◆ **Exercise objective**
Find every line below that contains the word "name" and copy it out.
__________
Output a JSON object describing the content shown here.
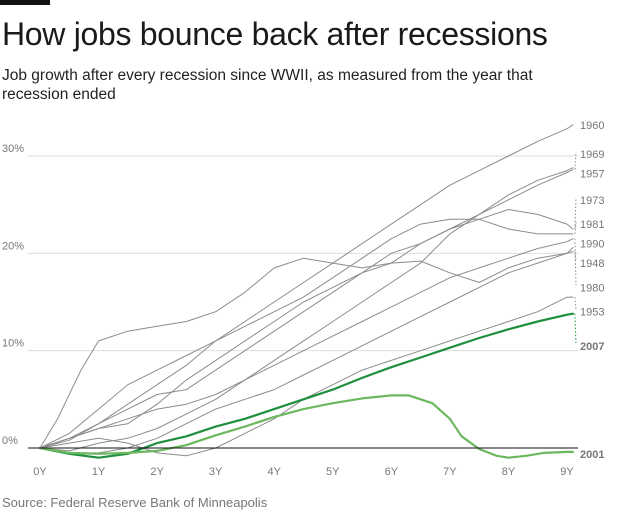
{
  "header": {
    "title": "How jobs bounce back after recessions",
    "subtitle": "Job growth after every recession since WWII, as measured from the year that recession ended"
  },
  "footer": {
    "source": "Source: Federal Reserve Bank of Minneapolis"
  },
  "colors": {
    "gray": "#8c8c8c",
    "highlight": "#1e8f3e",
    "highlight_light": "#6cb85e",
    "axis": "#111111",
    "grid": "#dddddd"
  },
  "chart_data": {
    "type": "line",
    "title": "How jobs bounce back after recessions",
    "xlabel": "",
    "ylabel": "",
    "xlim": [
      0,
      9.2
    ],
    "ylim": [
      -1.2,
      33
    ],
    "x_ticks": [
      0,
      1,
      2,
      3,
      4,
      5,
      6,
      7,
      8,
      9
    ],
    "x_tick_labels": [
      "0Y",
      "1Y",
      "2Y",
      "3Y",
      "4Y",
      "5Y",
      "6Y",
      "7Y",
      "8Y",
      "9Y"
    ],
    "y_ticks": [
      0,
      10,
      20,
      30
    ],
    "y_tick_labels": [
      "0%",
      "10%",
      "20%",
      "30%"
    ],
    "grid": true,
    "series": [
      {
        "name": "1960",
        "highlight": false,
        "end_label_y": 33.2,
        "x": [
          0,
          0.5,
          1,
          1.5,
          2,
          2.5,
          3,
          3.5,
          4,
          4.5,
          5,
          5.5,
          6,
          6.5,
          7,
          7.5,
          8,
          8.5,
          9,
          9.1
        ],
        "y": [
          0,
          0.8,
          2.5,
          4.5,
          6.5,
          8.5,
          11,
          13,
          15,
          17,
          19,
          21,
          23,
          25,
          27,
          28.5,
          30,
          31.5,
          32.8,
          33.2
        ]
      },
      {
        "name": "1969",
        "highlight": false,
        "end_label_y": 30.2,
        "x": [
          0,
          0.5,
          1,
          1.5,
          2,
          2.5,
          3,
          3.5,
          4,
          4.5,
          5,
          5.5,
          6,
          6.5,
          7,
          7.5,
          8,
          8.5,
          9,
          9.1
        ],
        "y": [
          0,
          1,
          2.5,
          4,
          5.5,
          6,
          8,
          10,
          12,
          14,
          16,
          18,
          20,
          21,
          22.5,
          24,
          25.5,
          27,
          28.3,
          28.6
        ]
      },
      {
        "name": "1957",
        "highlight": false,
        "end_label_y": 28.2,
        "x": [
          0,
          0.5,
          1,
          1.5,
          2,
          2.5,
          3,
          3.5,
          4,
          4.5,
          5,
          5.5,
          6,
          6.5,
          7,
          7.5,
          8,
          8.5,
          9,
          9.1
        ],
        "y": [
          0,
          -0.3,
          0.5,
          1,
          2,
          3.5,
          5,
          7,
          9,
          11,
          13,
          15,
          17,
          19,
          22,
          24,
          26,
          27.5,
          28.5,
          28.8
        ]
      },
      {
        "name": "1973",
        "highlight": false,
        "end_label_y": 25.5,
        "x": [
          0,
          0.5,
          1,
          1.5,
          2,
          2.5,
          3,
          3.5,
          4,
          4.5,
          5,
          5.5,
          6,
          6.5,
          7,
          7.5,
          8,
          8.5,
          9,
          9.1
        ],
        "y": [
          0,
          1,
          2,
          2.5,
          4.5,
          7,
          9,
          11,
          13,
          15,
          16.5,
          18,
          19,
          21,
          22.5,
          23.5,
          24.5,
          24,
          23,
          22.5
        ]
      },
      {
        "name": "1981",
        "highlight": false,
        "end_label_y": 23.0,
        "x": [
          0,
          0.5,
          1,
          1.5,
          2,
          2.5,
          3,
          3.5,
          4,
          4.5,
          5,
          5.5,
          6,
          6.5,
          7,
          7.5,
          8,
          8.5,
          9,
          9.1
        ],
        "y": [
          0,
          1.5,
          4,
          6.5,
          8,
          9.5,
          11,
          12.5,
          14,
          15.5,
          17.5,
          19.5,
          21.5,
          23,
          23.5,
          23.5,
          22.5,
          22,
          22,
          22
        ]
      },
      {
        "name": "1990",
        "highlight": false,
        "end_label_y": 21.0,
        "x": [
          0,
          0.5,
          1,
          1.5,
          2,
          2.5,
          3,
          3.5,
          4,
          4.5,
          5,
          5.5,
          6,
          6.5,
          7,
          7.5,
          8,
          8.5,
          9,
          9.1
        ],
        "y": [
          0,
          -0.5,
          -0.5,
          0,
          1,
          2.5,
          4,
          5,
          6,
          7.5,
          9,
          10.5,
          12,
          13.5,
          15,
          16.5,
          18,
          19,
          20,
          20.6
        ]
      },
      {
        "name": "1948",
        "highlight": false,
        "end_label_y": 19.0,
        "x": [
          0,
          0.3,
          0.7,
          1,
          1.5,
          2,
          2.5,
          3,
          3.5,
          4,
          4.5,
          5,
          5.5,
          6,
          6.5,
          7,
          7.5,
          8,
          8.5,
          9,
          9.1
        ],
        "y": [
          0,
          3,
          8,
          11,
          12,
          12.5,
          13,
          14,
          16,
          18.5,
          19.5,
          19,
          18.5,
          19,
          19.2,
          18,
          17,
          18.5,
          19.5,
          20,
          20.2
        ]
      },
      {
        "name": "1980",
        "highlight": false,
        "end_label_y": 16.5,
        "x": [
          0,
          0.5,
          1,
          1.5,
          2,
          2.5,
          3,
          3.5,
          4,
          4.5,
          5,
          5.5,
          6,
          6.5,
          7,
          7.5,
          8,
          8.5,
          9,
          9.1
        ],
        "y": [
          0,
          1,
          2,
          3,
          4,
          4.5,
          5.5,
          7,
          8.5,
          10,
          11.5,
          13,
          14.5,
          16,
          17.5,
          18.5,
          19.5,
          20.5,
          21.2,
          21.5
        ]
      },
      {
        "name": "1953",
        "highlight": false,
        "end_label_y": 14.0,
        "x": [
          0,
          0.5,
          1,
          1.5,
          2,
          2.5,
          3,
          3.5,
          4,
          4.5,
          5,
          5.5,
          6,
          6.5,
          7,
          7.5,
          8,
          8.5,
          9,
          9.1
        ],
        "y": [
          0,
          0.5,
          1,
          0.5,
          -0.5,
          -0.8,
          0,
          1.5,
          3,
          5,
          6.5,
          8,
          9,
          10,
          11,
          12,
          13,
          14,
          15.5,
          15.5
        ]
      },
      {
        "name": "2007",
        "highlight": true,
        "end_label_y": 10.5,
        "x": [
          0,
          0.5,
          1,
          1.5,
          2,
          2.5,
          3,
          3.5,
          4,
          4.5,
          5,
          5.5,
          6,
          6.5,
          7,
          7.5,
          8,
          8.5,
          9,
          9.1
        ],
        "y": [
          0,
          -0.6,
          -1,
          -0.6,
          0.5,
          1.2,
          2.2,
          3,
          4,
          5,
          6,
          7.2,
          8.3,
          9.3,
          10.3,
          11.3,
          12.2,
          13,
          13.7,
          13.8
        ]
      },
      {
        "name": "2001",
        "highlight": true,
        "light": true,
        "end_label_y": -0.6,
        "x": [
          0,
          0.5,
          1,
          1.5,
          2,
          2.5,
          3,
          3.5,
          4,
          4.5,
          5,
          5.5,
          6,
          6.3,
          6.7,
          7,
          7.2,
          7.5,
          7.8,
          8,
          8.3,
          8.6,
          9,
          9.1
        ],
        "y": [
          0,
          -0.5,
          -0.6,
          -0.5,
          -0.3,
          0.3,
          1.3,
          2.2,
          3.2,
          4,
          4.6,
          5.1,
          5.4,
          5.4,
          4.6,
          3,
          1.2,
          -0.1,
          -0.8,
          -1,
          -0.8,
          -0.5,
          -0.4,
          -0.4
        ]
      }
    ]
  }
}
__________
◆ **Expected answer**
        "name": "1960",
        "name": "1969",
        "name": "1957",
        "name": "1973",
        "name": "1981",
        "name": "1990",
        "name": "1948",
        "name": "1980",
        "name": "1953",
        "name": "2007",
        "name": "2001",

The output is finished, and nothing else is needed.